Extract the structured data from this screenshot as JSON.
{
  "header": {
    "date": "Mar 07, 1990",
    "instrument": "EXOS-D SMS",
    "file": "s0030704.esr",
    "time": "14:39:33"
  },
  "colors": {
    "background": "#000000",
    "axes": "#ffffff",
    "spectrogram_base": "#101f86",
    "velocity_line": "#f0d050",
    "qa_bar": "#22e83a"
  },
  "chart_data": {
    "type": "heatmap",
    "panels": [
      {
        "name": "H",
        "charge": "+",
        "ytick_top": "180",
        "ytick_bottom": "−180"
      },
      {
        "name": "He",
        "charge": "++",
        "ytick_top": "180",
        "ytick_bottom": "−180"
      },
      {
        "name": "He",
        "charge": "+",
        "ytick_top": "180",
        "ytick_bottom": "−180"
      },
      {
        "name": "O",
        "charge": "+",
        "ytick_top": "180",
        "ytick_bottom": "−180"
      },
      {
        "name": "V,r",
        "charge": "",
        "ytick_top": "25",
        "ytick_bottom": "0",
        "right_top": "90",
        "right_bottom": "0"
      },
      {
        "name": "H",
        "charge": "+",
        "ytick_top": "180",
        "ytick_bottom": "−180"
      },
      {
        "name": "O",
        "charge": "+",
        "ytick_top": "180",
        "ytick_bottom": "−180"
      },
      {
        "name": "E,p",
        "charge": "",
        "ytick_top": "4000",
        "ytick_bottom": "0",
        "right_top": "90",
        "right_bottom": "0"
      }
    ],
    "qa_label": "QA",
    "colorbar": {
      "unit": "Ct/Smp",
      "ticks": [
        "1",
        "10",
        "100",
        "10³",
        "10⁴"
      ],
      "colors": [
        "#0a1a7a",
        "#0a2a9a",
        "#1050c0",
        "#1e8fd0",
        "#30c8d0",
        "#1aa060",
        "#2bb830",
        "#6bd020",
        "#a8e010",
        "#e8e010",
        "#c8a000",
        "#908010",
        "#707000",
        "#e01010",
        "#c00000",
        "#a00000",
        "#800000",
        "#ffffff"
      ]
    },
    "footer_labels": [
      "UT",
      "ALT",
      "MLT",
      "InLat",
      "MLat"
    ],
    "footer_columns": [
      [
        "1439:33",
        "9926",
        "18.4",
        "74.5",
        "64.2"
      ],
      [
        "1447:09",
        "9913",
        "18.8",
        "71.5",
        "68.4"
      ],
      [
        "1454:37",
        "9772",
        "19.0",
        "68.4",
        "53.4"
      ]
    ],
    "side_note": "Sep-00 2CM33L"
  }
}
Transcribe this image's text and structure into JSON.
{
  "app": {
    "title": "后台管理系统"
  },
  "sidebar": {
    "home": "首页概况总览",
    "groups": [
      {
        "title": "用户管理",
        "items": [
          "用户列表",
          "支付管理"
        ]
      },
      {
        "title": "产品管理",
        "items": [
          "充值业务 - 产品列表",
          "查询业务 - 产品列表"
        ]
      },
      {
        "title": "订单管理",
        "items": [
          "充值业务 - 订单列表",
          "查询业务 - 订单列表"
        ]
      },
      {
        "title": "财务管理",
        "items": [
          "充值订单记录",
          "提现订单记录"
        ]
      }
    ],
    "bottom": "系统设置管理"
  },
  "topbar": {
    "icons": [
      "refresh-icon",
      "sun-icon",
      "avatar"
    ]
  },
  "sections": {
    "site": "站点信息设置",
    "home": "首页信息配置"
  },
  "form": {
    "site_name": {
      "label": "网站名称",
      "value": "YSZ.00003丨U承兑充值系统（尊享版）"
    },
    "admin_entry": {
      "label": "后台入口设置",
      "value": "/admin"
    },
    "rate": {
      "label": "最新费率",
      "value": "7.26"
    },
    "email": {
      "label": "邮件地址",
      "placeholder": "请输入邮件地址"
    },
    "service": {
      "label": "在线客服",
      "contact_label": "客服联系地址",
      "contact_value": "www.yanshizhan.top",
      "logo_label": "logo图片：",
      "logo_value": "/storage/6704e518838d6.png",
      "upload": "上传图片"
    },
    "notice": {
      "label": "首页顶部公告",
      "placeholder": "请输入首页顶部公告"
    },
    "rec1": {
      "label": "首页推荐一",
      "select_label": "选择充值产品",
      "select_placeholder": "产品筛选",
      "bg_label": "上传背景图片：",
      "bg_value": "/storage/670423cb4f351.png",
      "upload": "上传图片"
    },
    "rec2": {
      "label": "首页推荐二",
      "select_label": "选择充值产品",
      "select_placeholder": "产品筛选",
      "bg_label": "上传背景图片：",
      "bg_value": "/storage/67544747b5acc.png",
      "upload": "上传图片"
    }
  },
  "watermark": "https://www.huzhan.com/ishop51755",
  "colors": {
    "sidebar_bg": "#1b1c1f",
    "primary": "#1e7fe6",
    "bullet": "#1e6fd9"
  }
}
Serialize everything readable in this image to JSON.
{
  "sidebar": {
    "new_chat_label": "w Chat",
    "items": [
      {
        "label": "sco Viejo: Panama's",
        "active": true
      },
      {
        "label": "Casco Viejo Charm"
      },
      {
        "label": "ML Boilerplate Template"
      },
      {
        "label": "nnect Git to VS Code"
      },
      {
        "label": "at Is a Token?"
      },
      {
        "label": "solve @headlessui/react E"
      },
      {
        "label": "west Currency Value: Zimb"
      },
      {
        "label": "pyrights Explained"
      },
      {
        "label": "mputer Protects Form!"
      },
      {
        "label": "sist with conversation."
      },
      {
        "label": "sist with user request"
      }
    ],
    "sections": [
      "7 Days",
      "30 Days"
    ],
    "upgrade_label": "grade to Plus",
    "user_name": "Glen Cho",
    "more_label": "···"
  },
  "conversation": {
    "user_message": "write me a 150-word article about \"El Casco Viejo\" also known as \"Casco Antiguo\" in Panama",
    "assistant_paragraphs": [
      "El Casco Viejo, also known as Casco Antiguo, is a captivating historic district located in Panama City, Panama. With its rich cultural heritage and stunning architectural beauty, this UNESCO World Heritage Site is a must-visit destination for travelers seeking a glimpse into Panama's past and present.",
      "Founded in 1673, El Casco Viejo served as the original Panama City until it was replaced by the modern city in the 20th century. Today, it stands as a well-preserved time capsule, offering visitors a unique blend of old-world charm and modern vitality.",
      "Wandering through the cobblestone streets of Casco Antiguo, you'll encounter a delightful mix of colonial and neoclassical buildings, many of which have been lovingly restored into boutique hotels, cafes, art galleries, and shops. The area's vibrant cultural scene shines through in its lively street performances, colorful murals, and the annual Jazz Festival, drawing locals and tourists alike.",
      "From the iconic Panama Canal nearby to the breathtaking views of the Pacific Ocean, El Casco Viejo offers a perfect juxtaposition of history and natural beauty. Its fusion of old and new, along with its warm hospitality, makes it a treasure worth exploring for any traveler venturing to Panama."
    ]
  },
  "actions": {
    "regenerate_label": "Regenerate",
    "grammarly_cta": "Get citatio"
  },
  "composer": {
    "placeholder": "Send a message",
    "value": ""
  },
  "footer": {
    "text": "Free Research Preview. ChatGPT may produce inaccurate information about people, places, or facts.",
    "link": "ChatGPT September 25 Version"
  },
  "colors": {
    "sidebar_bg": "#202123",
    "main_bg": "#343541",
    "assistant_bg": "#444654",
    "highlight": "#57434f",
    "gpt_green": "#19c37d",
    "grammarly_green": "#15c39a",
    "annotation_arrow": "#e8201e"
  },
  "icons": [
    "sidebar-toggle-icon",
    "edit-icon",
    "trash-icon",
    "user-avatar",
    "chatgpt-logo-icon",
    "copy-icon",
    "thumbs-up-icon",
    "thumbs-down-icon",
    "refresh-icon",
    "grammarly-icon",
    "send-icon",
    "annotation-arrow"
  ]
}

Task: Write out every entry again exactly, please, with nothing missing.

Task output:
Extract the structured data from this screenshot as JSON.
{
  "header": {
    "date": "Mar 07, 1990",
    "instrument": "EXOS-D SMS",
    "file": "s0030704.esr",
    "time": "14:39:33"
  },
  "colors": {
    "background": "#000000",
    "axes": "#ffffff",
    "spectrogram_base": "#101f86",
    "velocity_line": "#f0d050",
    "qa_bar": "#22e83a"
  },
  "chart_data": {
    "type": "heatmap",
    "panels": [
      {
        "name": "H",
        "charge": "+",
        "ytick_top": "180",
        "ytick_bottom": "−180"
      },
      {
        "name": "He",
        "charge": "++",
        "ytick_top": "180",
        "ytick_bottom": "−180"
      },
      {
        "name": "He",
        "charge": "+",
        "ytick_top": "180",
        "ytick_bottom": "−180"
      },
      {
        "name": "O",
        "charge": "+",
        "ytick_top": "180",
        "ytick_bottom": "−180"
      },
      {
        "name": "V,r",
        "charge": "",
        "ytick_top": "25",
        "ytick_bottom": "0",
        "right_top": "90",
        "right_bottom": "0"
      },
      {
        "name": "H",
        "charge": "+",
        "ytick_top": "180",
        "ytick_bottom": "−180"
      },
      {
        "name": "O",
        "charge": "+",
        "ytick_top": "180",
        "ytick_bottom": "−180"
      },
      {
        "name": "E,p",
        "charge": "",
        "ytick_top": "4000",
        "ytick_bottom": "0",
        "right_top": "90",
        "right_bottom": "0"
      }
    ],
    "qa_label": "QA",
    "colorbar": {
      "unit": "Ct/Smp",
      "ticks": [
        "1",
        "10",
        "100",
        "10³",
        "10⁴"
      ],
      "colors": [
        "#0a1a7a",
        "#0a2a9a",
        "#1050c0",
        "#1e8fd0",
        "#30c8d0",
        "#1aa060",
        "#2bb830",
        "#6bd020",
        "#a8e010",
        "#e8e010",
        "#c8a000",
        "#908010",
        "#707000",
        "#e01010",
        "#c00000",
        "#a00000",
        "#800000",
        "#ffffff"
      ]
    },
    "footer_labels": [
      "UT",
      "ALT",
      "MLT",
      "InLat",
      "MLat"
    ],
    "footer_columns": [
      [
        "1439:33",
        "9926",
        "18.4",
        "74.5",
        "64.2"
      ],
      [
        "1447:09",
        "9913",
        "18.8",
        "71.5",
        "68.4"
      ],
      [
        "1454:37",
        "9772",
        "19.0",
        "68.4",
        "53.4"
      ]
    ],
    "side_note": "Sep-00 2CM33L"
  }
}
Transcribe this image's text and structure into JSON.
{
  "app": {
    "title": "后台管理系统"
  },
  "sidebar": {
    "home": "首页概况总览",
    "groups": [
      {
        "title": "用户管理",
        "items": [
          "用户列表",
          "支付管理"
        ]
      },
      {
        "title": "产品管理",
        "items": [
          "充值业务 - 产品列表",
          "查询业务 - 产品列表"
        ]
      },
      {
        "title": "订单管理",
        "items": [
          "充值业务 - 订单列表",
          "查询业务 - 订单列表"
        ]
      },
      {
        "title": "财务管理",
        "items": [
          "充值订单记录",
          "提现订单记录"
        ]
      }
    ],
    "bottom": "系统设置管理"
  },
  "topbar": {
    "icons": [
      "refresh-icon",
      "sun-icon",
      "avatar"
    ]
  },
  "sections": {
    "site": "站点信息设置",
    "home": "首页信息配置"
  },
  "form": {
    "site_name": {
      "label": "网站名称",
      "value": "YSZ.00003丨U承兑充值系统（尊享版）"
    },
    "admin_entry": {
      "label": "后台入口设置",
      "value": "/admin"
    },
    "rate": {
      "label": "最新费率",
      "value": "7.26"
    },
    "email": {
      "label": "邮件地址",
      "placeholder": "请输入邮件地址"
    },
    "service": {
      "label": "在线客服",
      "contact_label": "客服联系地址",
      "contact_value": "www.yanshizhan.top",
      "logo_label": "logo图片：",
      "logo_value": "/storage/6704e518838d6.png",
      "upload": "上传图片"
    },
    "notice": {
      "label": "首页顶部公告",
      "placeholder": "请输入首页顶部公告"
    },
    "rec1": {
      "label": "首页推荐一",
      "select_label": "选择充值产品",
      "select_placeholder": "产品筛选",
      "bg_label": "上传背景图片：",
      "bg_value": "/storage/670423cb4f351.png",
      "upload": "上传图片"
    },
    "rec2": {
      "label": "首页推荐二",
      "select_label": "选择充值产品",
      "select_placeholder": "产品筛选",
      "bg_label": "上传背景图片：",
      "bg_value": "/storage/67544747b5acc.png",
      "upload": "上传图片"
    }
  },
  "watermark": "https://www.huzhan.com/ishop51755",
  "colors": {
    "sidebar_bg": "#1b1c1f",
    "primary": "#1e7fe6",
    "bullet": "#1e6fd9"
  }
}
Serialize everything readable in this image to JSON.
{
  "sidebar": {
    "new_chat_label": "w Chat",
    "items": [
      {
        "label": "sco Viejo: Panama's",
        "active": true
      },
      {
        "label": "Casco Viejo Charm"
      },
      {
        "label": "ML Boilerplate Template"
      },
      {
        "label": "nnect Git to VS Code"
      },
      {
        "label": "at Is a Token?"
      },
      {
        "label": "solve @headlessui/react E"
      },
      {
        "label": "west Currency Value: Zimb"
      },
      {
        "label": "pyrights Explained"
      },
      {
        "label": "mputer Protects Form!"
      },
      {
        "label": "sist with conversation."
      },
      {
        "label": "sist with user request"
      }
    ],
    "sections": [
      "7 Days",
      "30 Days"
    ],
    "upgrade_label": "grade to Plus",
    "user_name": "Glen Cho",
    "more_label": "···"
  },
  "conversation": {
    "user_message": "write me a 150-word article about \"El Casco Viejo\" also known as \"Casco Antiguo\" in Panama",
    "assistant_paragraphs": [
      "El Casco Viejo, also known as Casco Antiguo, is a captivating historic district located in Panama City, Panama. With its rich cultural heritage and stunning architectural beauty, this UNESCO World Heritage Site is a must-visit destination for travelers seeking a glimpse into Panama's past and present.",
      "Founded in 1673, El Casco Viejo served as the original Panama City until it was replaced by the modern city in the 20th century. Today, it stands as a well-preserved time capsule, offering visitors a unique blend of old-world charm and modern vitality.",
      "Wandering through the cobblestone streets of Casco Antiguo, you'll encounter a delightful mix of colonial and neoclassical buildings, many of which have been lovingly restored into boutique hotels, cafes, art galleries, and shops. The area's vibrant cultural scene shines through in its lively street performances, colorful murals, and the annual Jazz Festival, drawing locals and tourists alike.",
      "From the iconic Panama Canal nearby to the breathtaking views of the Pacific Ocean, El Casco Viejo offers a perfect juxtaposition of history and natural beauty. Its fusion of old and new, along with its warm hospitality, makes it a treasure worth exploring for any traveler venturing to Panama."
    ]
  },
  "actions": {
    "regenerate_label": "Regenerate",
    "grammarly_cta": "Get citatio"
  },
  "composer": {
    "placeholder": "Send a message",
    "value": ""
  },
  "footer": {
    "text": "Free Research Preview. ChatGPT may produce inaccurate information about people, places, or facts.",
    "link": "ChatGPT September 25 Version"
  },
  "colors": {
    "sidebar_bg": "#202123",
    "main_bg": "#343541",
    "assistant_bg": "#444654",
    "highlight": "#57434f",
    "gpt_green": "#19c37d",
    "grammarly_green": "#15c39a",
    "annotation_arrow": "#e8201e"
  },
  "icons": [
    "sidebar-toggle-icon",
    "edit-icon",
    "trash-icon",
    "user-avatar",
    "chatgpt-logo-icon",
    "copy-icon",
    "thumbs-up-icon",
    "thumbs-down-icon",
    "refresh-icon",
    "grammarly-icon",
    "send-icon",
    "annotation-arrow"
  ]
}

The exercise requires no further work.